# [Set task]
Please say how many lines of the listing hold "content", with no other words in the answer.

# [Material for this task]
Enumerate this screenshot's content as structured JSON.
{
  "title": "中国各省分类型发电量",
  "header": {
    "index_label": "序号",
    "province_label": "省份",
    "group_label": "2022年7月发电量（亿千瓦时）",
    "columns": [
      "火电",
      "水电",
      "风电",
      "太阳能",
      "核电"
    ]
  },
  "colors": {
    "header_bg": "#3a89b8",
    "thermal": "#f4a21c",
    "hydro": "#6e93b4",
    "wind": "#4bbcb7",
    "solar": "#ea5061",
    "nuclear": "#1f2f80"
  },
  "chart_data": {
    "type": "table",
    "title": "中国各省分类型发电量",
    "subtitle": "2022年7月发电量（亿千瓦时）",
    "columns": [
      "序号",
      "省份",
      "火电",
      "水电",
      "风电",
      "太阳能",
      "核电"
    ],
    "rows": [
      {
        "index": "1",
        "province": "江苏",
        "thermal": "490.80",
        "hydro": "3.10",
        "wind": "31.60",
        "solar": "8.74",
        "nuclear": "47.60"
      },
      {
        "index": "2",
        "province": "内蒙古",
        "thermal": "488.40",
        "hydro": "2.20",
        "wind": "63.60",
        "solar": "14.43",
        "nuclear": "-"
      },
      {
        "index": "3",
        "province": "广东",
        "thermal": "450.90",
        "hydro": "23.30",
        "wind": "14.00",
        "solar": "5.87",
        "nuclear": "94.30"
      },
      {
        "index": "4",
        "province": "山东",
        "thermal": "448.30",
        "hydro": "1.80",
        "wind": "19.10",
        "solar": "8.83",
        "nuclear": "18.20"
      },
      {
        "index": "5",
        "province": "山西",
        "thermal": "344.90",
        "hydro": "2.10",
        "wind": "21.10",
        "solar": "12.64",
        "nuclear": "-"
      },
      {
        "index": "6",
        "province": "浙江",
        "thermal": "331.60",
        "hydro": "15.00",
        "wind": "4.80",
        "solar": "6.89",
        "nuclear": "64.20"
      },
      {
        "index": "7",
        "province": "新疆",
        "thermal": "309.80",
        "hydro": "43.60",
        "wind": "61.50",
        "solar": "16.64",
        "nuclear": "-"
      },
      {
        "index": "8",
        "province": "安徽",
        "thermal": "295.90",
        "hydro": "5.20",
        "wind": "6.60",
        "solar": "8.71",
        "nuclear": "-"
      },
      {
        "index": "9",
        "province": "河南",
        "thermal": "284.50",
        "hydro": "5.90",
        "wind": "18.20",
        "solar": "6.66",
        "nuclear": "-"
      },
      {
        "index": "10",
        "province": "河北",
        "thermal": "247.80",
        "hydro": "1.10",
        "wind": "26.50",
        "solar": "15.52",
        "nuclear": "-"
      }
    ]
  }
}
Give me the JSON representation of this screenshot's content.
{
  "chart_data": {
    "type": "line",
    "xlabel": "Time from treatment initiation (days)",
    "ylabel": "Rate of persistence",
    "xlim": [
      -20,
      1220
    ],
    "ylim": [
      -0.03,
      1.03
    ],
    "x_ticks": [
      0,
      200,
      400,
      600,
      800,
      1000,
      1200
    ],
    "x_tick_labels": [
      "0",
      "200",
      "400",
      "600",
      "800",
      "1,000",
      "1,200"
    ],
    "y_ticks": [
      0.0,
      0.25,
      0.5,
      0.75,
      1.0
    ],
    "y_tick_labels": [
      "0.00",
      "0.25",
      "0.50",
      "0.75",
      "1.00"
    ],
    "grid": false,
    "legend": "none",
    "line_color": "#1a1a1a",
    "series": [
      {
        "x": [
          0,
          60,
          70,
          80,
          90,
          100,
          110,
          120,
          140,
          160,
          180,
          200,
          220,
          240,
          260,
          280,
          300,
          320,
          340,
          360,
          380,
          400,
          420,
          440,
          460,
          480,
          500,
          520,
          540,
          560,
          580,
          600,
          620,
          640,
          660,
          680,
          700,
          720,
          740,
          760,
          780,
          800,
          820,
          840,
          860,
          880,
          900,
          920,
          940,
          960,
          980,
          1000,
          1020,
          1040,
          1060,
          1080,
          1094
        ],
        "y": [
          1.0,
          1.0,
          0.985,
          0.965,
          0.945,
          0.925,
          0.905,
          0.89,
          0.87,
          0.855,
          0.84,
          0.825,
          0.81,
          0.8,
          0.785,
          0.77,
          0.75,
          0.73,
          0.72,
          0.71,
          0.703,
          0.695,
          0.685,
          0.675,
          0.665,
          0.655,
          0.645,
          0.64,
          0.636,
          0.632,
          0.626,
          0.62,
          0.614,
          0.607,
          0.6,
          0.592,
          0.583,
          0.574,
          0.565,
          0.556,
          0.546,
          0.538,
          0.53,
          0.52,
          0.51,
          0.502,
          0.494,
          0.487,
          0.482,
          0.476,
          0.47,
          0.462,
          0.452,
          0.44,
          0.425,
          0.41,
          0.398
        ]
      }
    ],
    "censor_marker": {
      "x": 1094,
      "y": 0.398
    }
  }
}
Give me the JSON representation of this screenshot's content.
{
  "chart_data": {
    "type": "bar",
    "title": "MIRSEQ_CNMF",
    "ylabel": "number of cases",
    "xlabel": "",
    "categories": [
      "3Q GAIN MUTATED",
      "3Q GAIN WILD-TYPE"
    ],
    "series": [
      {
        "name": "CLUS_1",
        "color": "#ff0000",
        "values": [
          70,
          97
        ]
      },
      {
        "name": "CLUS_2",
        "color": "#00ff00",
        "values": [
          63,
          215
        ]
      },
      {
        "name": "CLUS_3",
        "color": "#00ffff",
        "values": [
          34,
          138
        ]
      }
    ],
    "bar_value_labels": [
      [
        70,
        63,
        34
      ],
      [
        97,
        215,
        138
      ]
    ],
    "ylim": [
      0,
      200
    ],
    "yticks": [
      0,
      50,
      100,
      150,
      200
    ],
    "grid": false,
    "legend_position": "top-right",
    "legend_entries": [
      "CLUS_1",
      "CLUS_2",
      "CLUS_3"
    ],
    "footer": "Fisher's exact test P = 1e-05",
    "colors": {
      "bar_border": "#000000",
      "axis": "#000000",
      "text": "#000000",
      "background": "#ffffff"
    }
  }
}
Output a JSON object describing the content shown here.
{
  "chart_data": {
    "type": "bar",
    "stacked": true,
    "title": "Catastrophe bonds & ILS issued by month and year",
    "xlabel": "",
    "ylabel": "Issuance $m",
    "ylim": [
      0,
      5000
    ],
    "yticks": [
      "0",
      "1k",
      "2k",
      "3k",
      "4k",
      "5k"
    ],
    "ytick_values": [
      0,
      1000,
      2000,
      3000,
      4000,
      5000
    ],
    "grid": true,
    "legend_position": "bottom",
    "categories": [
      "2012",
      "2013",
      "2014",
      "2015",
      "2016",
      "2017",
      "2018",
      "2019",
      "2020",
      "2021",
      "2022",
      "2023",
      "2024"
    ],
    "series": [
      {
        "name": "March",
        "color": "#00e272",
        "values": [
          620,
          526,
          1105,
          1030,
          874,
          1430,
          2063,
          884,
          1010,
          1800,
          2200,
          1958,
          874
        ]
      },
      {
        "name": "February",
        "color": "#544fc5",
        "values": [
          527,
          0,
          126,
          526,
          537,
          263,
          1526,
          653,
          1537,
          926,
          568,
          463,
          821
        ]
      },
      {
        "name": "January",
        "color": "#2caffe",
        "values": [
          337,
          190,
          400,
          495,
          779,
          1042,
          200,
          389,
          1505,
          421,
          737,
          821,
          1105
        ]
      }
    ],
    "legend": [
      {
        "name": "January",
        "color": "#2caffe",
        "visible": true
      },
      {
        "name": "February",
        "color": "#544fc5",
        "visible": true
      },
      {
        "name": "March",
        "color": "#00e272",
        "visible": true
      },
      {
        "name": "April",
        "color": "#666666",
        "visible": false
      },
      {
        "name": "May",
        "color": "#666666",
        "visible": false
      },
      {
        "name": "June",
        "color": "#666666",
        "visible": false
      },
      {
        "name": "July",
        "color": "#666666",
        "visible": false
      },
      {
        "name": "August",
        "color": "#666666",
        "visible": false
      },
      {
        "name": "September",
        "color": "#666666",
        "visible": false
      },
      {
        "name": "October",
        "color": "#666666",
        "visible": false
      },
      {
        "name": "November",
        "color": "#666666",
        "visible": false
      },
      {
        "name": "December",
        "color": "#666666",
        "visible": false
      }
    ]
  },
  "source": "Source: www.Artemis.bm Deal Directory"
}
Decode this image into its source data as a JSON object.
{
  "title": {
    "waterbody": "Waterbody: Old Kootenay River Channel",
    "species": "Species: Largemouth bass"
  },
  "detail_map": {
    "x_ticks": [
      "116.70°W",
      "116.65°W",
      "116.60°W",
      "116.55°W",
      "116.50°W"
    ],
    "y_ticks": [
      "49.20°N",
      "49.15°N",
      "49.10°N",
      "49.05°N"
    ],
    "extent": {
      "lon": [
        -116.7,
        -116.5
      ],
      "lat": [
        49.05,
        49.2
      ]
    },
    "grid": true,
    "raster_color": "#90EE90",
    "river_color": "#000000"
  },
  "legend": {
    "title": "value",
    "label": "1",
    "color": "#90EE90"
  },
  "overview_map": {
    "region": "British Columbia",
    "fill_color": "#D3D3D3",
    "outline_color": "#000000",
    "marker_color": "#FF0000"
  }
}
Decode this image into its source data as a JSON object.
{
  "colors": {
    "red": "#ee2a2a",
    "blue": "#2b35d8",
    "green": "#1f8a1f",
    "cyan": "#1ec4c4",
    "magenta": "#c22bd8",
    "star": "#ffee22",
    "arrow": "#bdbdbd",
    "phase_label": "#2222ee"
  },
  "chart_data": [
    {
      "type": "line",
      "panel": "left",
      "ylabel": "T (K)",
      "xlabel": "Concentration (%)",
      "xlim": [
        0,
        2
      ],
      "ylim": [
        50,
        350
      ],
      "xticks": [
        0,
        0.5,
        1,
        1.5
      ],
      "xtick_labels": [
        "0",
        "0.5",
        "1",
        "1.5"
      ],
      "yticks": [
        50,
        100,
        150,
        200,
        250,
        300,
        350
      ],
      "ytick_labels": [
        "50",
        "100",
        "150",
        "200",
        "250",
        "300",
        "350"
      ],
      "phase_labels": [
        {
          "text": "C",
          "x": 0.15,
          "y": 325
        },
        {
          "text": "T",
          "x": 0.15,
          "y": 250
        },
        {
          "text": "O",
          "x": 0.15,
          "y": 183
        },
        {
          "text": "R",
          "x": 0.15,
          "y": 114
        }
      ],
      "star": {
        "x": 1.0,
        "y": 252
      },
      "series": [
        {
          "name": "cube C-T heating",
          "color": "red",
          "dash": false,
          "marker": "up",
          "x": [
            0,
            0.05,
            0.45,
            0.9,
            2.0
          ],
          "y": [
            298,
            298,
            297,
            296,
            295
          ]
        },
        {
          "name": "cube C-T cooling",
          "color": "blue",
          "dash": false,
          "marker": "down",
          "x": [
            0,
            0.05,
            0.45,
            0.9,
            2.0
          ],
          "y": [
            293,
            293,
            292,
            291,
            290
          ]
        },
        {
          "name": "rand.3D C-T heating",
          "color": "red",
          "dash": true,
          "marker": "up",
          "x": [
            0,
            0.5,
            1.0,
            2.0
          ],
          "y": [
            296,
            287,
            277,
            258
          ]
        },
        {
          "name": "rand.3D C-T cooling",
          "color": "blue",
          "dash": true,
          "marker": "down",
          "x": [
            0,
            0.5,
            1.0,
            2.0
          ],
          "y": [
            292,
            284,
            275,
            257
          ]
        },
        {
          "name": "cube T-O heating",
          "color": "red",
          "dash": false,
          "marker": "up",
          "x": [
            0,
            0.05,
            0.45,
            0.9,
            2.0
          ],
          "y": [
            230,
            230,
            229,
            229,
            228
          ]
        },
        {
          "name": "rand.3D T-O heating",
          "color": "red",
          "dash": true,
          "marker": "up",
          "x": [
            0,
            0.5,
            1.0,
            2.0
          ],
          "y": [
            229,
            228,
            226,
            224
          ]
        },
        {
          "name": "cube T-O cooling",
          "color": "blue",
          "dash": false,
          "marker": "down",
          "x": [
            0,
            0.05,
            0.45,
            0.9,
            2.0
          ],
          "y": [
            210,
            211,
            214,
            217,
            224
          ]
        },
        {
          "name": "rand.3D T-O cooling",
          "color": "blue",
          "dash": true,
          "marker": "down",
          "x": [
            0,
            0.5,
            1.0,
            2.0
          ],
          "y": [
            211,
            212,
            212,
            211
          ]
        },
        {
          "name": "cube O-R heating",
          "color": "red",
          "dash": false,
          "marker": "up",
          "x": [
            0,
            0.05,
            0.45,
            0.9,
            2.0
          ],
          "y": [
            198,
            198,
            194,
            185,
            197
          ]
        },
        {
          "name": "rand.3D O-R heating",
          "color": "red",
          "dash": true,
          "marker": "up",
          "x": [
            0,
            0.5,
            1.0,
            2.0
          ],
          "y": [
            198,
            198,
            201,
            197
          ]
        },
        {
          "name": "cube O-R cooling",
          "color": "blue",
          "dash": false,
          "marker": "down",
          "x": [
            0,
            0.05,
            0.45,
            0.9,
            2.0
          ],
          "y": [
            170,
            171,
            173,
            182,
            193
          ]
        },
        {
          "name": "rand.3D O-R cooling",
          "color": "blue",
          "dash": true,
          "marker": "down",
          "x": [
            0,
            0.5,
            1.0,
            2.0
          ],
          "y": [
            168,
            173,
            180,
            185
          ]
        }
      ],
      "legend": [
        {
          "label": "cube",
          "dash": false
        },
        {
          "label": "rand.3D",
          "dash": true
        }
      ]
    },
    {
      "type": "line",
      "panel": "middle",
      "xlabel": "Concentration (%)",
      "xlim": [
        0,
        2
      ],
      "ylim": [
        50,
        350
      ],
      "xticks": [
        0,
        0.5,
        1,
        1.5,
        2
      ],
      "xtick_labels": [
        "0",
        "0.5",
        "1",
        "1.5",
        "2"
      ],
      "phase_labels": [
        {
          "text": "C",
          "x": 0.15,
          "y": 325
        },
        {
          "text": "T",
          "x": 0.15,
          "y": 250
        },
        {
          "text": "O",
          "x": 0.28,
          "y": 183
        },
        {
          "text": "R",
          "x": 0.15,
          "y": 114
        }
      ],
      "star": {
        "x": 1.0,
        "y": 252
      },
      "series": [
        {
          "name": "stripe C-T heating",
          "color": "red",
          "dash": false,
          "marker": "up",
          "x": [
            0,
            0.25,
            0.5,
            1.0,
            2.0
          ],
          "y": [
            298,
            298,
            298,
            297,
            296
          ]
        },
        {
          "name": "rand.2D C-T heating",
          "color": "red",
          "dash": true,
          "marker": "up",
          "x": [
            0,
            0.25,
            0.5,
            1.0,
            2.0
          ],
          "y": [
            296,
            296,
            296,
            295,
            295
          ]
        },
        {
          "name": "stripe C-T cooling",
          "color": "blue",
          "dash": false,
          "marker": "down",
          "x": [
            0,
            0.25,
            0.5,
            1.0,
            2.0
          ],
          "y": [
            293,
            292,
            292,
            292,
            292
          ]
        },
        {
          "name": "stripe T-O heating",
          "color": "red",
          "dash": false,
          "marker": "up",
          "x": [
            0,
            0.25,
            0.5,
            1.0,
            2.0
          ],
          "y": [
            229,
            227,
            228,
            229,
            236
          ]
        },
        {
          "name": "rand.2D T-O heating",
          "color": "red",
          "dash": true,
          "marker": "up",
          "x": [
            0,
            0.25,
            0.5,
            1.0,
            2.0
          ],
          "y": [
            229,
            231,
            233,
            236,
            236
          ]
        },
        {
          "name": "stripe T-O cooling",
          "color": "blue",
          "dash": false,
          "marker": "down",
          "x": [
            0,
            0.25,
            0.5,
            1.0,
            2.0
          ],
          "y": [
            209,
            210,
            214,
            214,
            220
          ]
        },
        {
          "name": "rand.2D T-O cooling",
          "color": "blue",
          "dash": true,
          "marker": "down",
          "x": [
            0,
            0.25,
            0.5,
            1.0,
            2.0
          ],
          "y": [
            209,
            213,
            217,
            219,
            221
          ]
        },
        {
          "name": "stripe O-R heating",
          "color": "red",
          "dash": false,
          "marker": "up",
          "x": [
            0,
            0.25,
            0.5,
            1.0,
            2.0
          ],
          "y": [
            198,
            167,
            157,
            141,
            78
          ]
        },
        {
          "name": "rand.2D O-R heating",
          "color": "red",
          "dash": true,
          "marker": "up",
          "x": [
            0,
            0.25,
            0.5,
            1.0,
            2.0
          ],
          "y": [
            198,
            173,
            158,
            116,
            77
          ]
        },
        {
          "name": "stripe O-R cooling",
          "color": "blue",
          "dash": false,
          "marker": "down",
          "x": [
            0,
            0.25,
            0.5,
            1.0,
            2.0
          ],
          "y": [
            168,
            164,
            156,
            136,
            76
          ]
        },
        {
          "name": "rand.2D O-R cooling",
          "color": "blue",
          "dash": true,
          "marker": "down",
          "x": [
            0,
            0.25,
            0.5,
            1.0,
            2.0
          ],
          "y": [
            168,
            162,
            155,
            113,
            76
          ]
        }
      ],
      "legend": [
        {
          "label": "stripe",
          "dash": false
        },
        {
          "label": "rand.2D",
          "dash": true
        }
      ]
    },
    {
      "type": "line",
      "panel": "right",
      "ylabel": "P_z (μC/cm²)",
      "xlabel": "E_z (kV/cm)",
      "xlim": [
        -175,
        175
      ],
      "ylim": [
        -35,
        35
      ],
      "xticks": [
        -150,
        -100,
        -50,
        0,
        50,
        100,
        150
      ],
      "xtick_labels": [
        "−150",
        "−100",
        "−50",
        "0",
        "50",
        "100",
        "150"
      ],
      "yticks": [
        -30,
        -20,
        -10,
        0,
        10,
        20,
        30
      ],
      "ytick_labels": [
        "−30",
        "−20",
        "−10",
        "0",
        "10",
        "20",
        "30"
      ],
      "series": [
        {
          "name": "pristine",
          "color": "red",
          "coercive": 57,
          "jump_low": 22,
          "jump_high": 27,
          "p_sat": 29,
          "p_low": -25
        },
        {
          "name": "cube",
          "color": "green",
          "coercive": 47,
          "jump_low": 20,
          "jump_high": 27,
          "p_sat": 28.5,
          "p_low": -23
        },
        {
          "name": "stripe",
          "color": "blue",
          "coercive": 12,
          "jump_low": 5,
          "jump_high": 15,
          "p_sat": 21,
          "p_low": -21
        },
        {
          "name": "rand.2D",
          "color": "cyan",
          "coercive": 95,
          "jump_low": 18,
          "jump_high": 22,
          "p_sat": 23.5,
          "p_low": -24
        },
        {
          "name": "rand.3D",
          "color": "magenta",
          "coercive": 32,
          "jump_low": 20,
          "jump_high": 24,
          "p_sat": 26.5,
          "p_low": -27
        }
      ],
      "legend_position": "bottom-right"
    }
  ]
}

# [Solution to this problem]
4